▸ WORK TO BE COMPLETED
Gather every line holding the string "concentrations".

▸ DATA PROVIDED
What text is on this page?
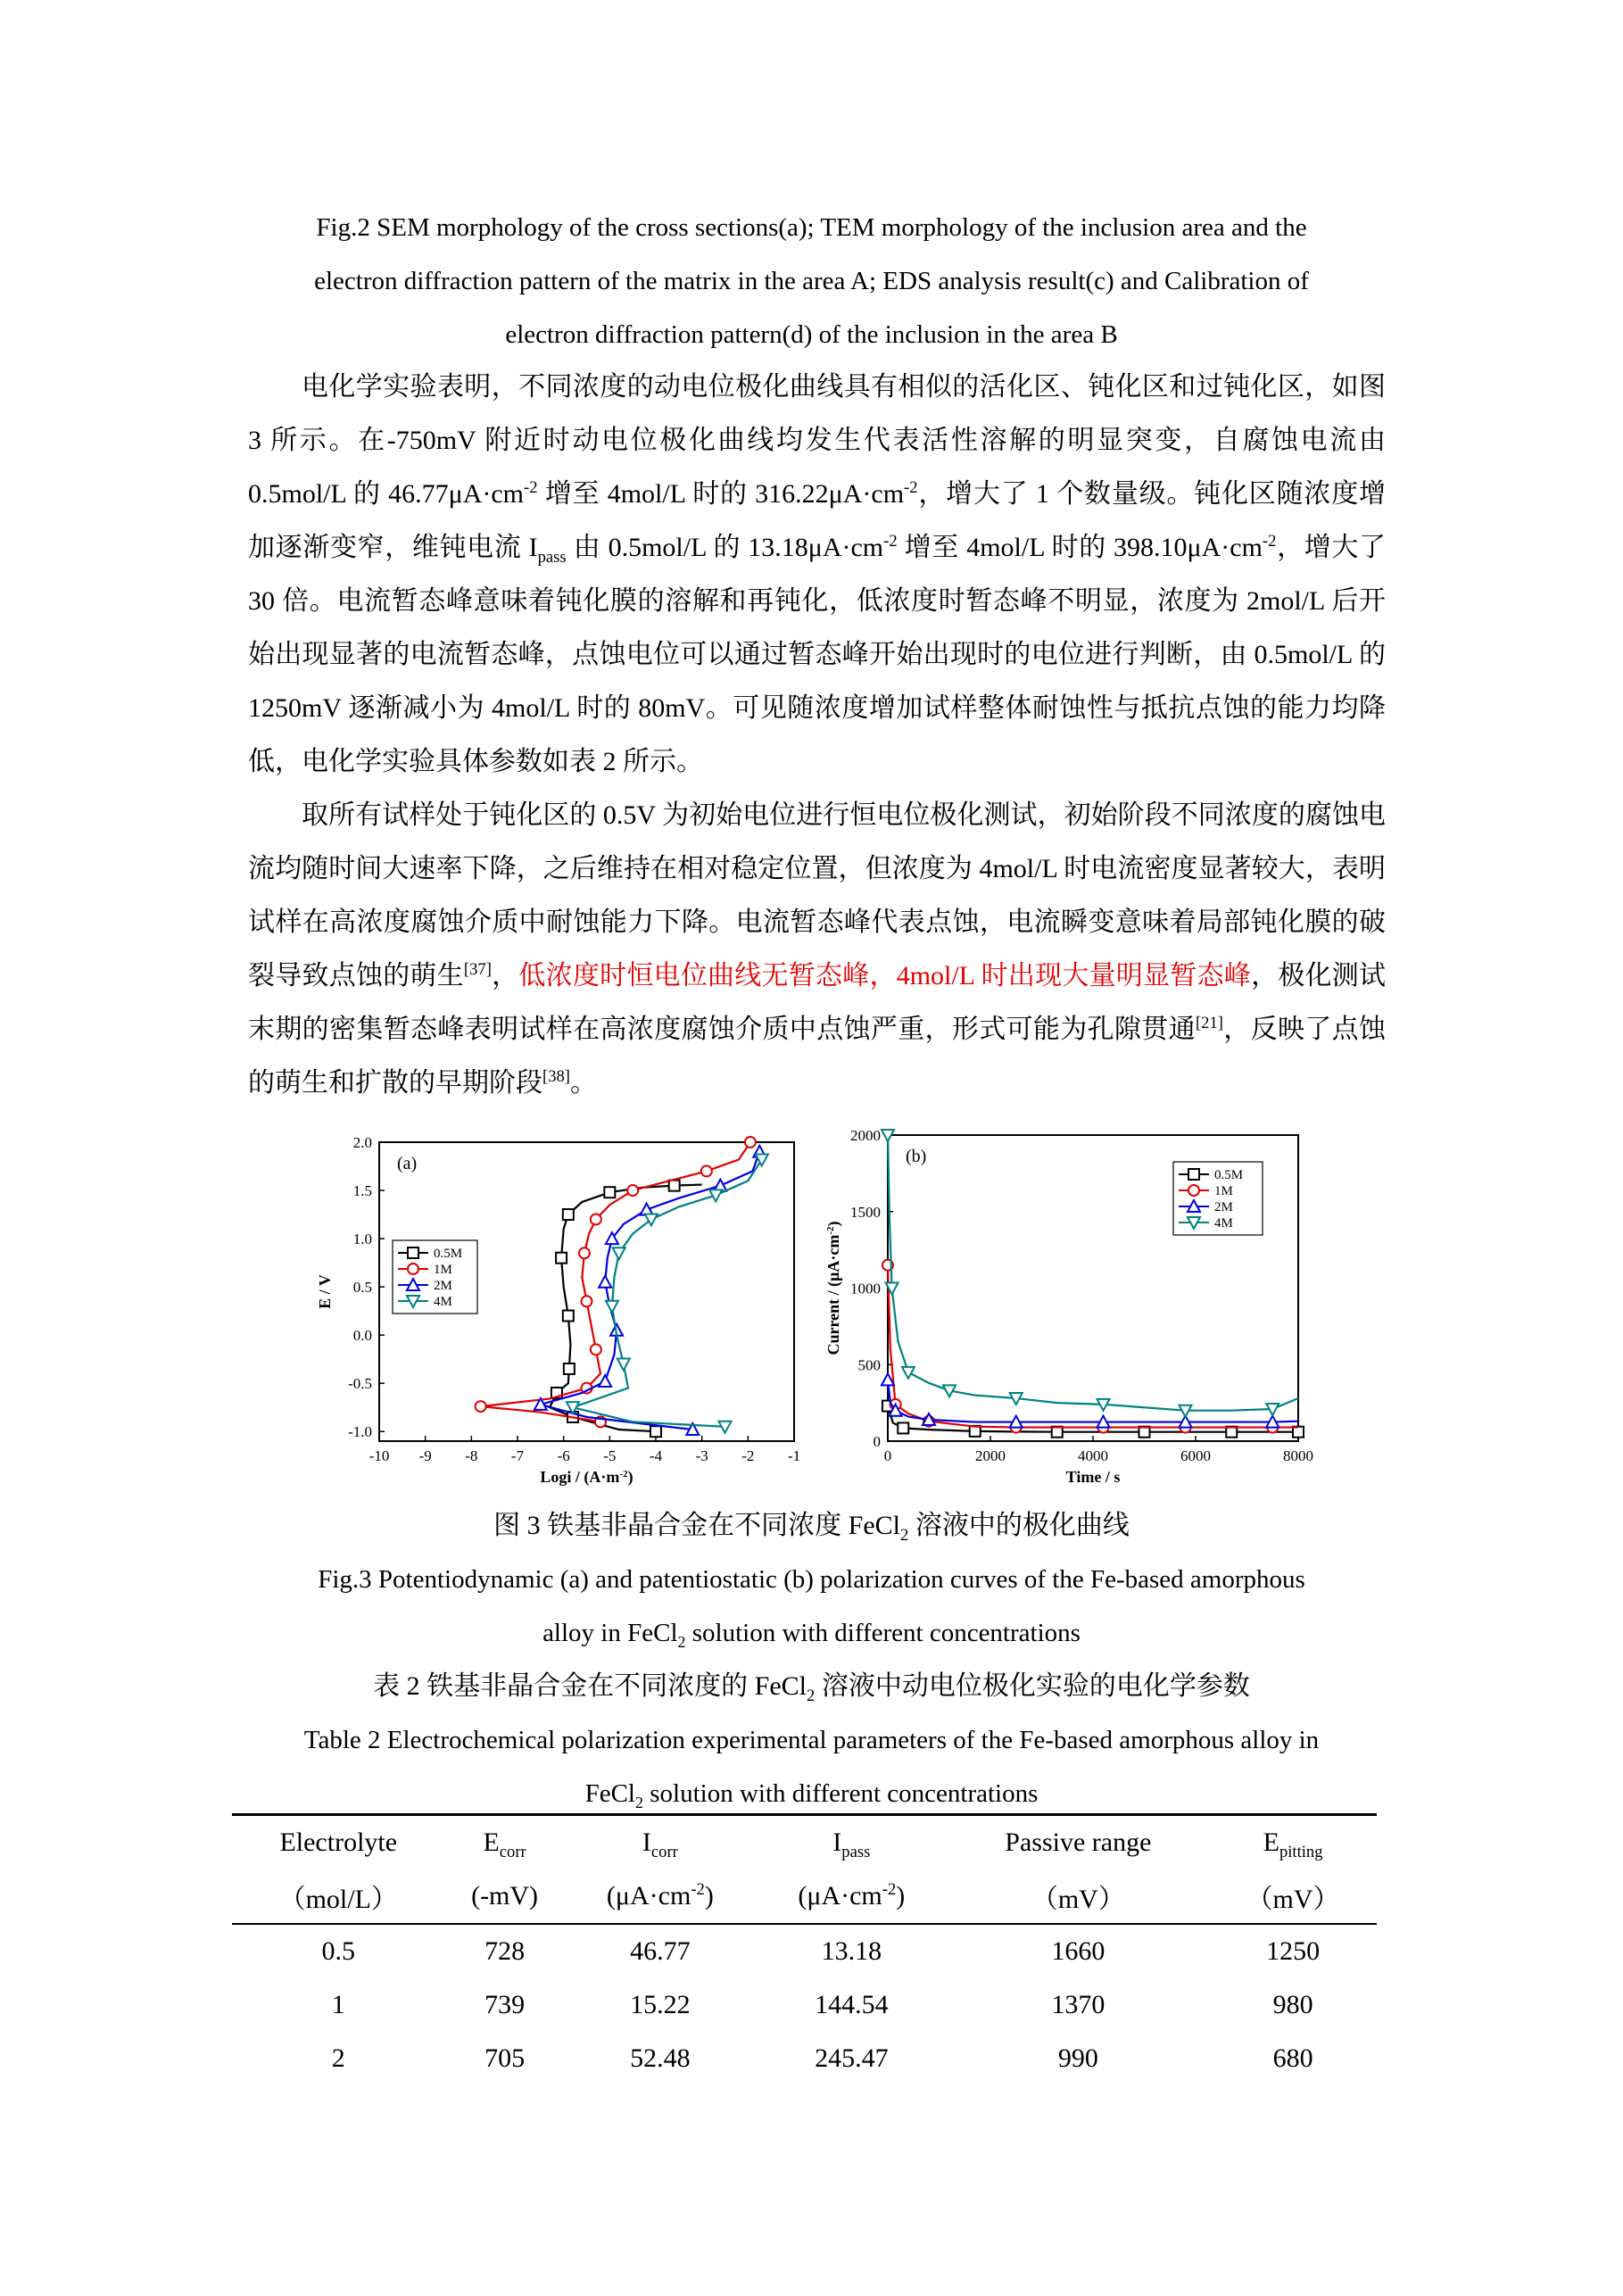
Fig.2 SEM morphology of the cross sections(a); TEM morphology of the inclusion area and the

electron diffraction pattern of the matrix in the area A; EDS analysis result(c) and Calibration of

electron diffraction pattern(d) of the inclusion in the area B

电化学实验表明，不同浓度的动电位极化曲线具有相似的活化区、钝化区和过钝化区，如图 3 所示。在-750mV 附近时动电位极化曲线均发生代表活性溶解的明显突变，自腐蚀电流由 0.5mol/L 的 $46.77\mu A\cdot cm^{-2}$ 增至 4mol/L 时的 $316.22\mu A\cdot cm^{-2}$，增大了 1 个数量级。钝化区随浓度增加逐渐变窄，维钝电流 $I_{pass}$ 由 0.5mol/L 的 $13.18\mu A\cdot cm^{-2}$ 增至 4mol/L 时的 $398.10\mu A\cdot cm^{-2}$，增大了 30 倍。电流暂态峰意味着钝化膜的溶解和再钝化，低浓度时暂态峰不明显，浓度为 2mol/L 后开始出现显著的电流暂态峰，点蚀电位可以通过暂态峰开始出现时的电位进行判断，由 0.5mol/L 的 1250mV 逐渐减小为 4mol/L 时的 80mV。可见随浓度增加试样整体耐蚀性与抵抗点蚀的能力均降低，电化学实验具体参数如表 2 所示。

取所有试样处于钝化区的 0.5V 为初始电位进行恒电位极化测试，初始阶段不同浓度的腐蚀电流均随时间大速率下降，之后维持在相对稳定位置，但浓度为 4mol/L 时电流密度显著较大，表明试样在高浓度腐蚀介质中耐蚀能力下降。电流暂态峰代表点蚀，电流瞬变意味着局部钝化膜的破裂导致点蚀的萌生[37]，低浓度时恒电位曲线无暂态峰，4mol/L 时出现大量明显暂态峰，极化测试末期的密集暂态峰表明试样在高浓度腐蚀介质中点蚀严重，形式可能为孔隙贯通[21]，反映了点蚀的萌生和扩散的早期阶段[38]。

-10 -9 -8 -7 -6 -5 -4 -3 -2 -1
-1.0
-0.5
0.0
0.5
1.0
1.5
2.0
Logi / $(A\cdot m^{-2})$
E / V
(a)
0.5M
1M
2M
4M
0	2000	4000	6000	8000
0
500
1000
1500
2000
Time / s
Current / $(\mu A\cdot cm^{-2})$
(b)
0.5M
1M
2M
4M

图 3 铁基非晶合金在不同浓度 FeCl$_2$ 溶液中的极化曲线

Fig.3 Potentiodynamic (a) and patentiostatic (b) polarization curves of the Fe-based amorphous

alloy in FeCl$_2$ solution with different concentrations

表 2 铁基非晶合金在不同浓度的 FeCl$_2$ 溶液中动电位极化实验的电化学参数

Table 2 Electrochemical polarization experimental parameters of the Fe-based amorphous alloy in

FeCl$_2$ solution with different concentrations

Electrolyte	$E_{corr}$	$I_{corr}$	$I_{pass}$	Passive range	$E_{pitting}$
（mol/L）	(-mV)	$(\mu A\cdot cm^{-2})$	$(\mu A\cdot cm^{-2})$	（mV）	（mV）
0.5	728	46.77	13.18	1660	1250
1	739	15.22	144.54	1370	980
2	705	52.48	245.47	990	680
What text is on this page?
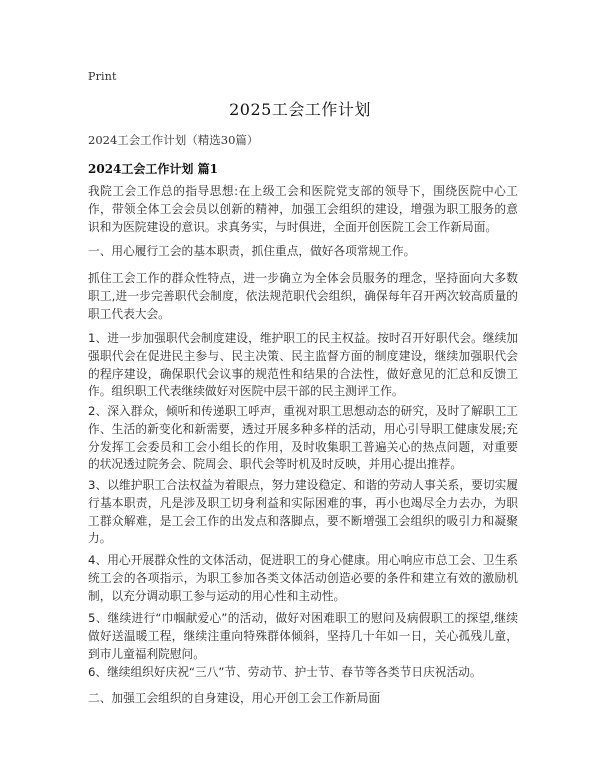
Print
2025工会工作计划
2024工会工作计划（精选30篇）
2024工会工作计划 篇1

我院工会工作总的指导思想:在上级工会和医院党支部的领导下，围绕医院中心工作，带领全体工会会员以创新的精神，加强工会组织的建设，增强为职工服务的意识和为医院建设的意识。求真务实，与时俱进，全面开创医院工会工作新局面。

一、用心履行工会的基本职责，抓住重点，做好各项常规工作。

抓住工会工作的群众性特点，进一步确立为全体会员服务的理念，坚持面向大多数职工,进一步完善职代会制度，依法规范职代会组织，确保每年召开两次较高质量的职工代表大会。

1、进一步加强职代会制度建设，维护职工的民主权益。按时召开好职代会。继续加强职代会在促进民主参与、民主决策、民主监督方面的制度建设，继续加强职代会的程序建设，确保职代会议事的规范性和结果的合法性，做好意见的汇总和反馈工作。组织职工代表继续做好对医院中层干部的民主测评工作。

2、深入群众，倾听和传递职工呼声，重视对职工思想动态的研究，及时了解职工工作、生活的新变化和新需要，透过开展多种多样的活动，用心引导职工健康发展;充分发挥工会委员和工会小组长的作用，及时收集职工普遍关心的热点问题，对重要的状况透过院务会、院周会、职代会等时机及时反映，并用心提出推荐。

3、以维护职工合法权益为着眼点，努力建设稳定、和谐的劳动人事关系，要切实履行基本职责，凡是涉及职工切身利益和实际困难的事，再小也竭尽全力去办，为职工群众解难，是工会工作的出发点和落脚点，要不断增强工会组织的吸引力和凝聚力。

4、用心开展群众性的文体活动，促进职工的身心健康。用心响应市总工会、卫生系统工会的各项指示，为职工参加各类文体活动创造必要的条件和建立有效的激励机制，以充分调动职工参与运动的用心性和主动性。

5、继续进行“巾帼献爱心”的活动，做好对困难职工的慰问及病假职工的探望,继续做好送温暖工程，继续注重向特殊群体倾斜，坚持几十年如一日，关心孤残儿童，到市儿童福利院慰问。

6、继续组织好庆祝“三八”节、劳动节、护士节、春节等各类节日庆祝活动。

二、加强工会组织的自身建设，用心开创工会工作新局面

▸ EXERCISE RESULT
alloy in FeCl$_2$ solution with different concentrations
FeCl$_2$ solution with different concentrations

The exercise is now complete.